> **PROBLEM REQUIREMENTS**: Give the number of lines in the data that contain "Asset", and nothing more.

[Extracted records]
#####
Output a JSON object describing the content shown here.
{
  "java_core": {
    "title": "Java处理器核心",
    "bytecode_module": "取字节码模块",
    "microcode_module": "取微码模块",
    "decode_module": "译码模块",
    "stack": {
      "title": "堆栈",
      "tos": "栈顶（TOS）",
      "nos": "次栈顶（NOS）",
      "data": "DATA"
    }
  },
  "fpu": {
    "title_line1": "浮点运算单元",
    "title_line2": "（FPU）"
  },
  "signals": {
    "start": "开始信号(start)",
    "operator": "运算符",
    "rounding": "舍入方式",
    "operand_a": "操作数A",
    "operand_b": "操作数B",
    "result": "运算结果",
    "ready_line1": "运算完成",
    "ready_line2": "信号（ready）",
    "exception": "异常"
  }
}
#####
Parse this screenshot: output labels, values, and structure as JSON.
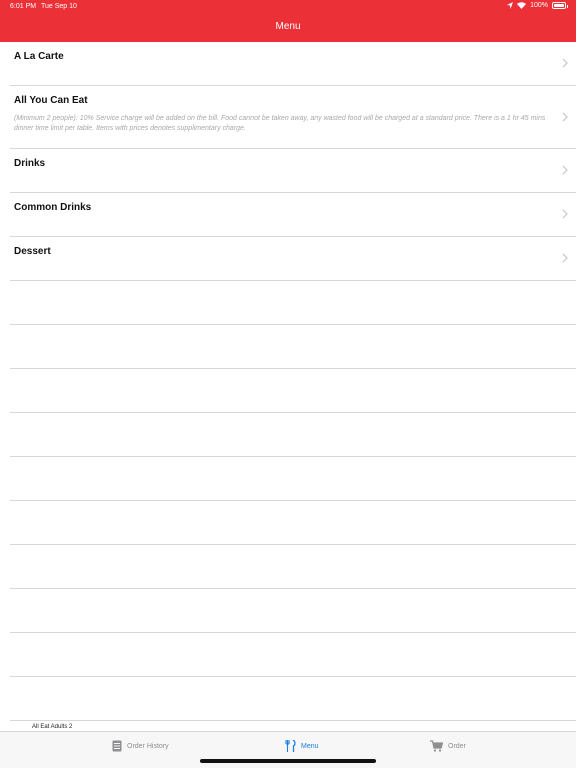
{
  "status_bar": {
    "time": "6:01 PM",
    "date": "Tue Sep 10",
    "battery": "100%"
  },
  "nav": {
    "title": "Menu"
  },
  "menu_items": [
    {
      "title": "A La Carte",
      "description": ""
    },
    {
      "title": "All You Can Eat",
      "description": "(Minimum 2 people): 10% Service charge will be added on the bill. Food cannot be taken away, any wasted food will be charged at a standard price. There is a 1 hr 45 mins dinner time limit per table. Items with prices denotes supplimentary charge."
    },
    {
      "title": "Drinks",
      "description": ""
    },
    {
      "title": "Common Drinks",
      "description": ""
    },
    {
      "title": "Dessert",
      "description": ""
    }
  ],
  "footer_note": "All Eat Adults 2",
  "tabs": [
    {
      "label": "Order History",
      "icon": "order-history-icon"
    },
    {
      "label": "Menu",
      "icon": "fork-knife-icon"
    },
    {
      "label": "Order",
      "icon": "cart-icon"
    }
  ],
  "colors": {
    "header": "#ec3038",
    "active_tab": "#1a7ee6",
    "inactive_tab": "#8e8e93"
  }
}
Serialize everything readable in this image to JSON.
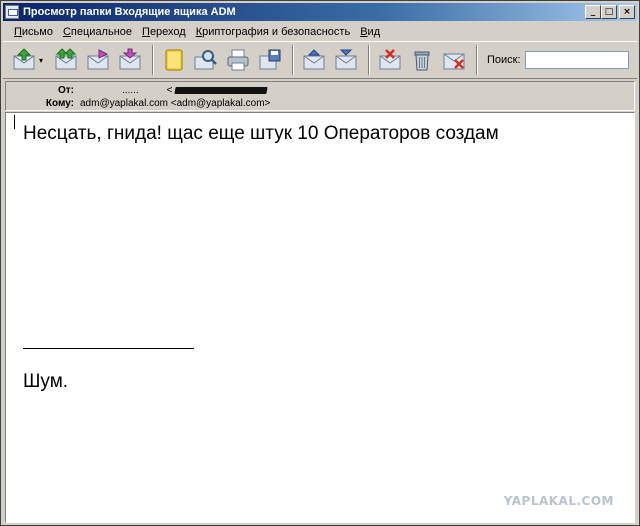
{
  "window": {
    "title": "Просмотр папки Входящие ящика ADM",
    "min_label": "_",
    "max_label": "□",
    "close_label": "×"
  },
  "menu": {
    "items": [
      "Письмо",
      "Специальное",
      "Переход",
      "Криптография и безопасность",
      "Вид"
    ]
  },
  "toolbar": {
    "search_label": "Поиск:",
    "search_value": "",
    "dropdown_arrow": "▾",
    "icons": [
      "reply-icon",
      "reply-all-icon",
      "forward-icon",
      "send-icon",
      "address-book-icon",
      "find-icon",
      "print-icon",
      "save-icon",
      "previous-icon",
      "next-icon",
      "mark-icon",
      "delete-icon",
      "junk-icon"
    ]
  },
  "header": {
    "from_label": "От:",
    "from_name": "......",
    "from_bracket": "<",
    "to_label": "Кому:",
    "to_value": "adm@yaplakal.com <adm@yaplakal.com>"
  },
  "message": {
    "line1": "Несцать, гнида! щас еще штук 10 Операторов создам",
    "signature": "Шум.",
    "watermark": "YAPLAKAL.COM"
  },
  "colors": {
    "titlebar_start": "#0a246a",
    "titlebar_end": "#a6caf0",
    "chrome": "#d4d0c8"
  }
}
#####
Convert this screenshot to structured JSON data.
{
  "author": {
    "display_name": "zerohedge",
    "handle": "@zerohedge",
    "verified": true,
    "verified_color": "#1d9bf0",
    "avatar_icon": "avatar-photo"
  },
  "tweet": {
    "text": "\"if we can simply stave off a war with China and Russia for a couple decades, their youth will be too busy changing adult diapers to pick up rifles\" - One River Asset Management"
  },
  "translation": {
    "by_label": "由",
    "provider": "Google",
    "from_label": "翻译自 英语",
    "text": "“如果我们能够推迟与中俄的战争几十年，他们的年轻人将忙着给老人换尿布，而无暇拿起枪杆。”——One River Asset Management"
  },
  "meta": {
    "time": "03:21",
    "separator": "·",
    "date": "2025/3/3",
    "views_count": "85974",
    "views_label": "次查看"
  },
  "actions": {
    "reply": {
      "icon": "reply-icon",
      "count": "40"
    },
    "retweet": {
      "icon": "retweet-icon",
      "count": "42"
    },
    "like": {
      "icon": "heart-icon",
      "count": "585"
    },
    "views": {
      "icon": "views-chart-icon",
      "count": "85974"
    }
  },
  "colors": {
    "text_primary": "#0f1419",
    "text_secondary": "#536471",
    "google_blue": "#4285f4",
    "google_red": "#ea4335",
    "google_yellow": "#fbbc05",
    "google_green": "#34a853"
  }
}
#####
> **FULL OUTPUT**: 2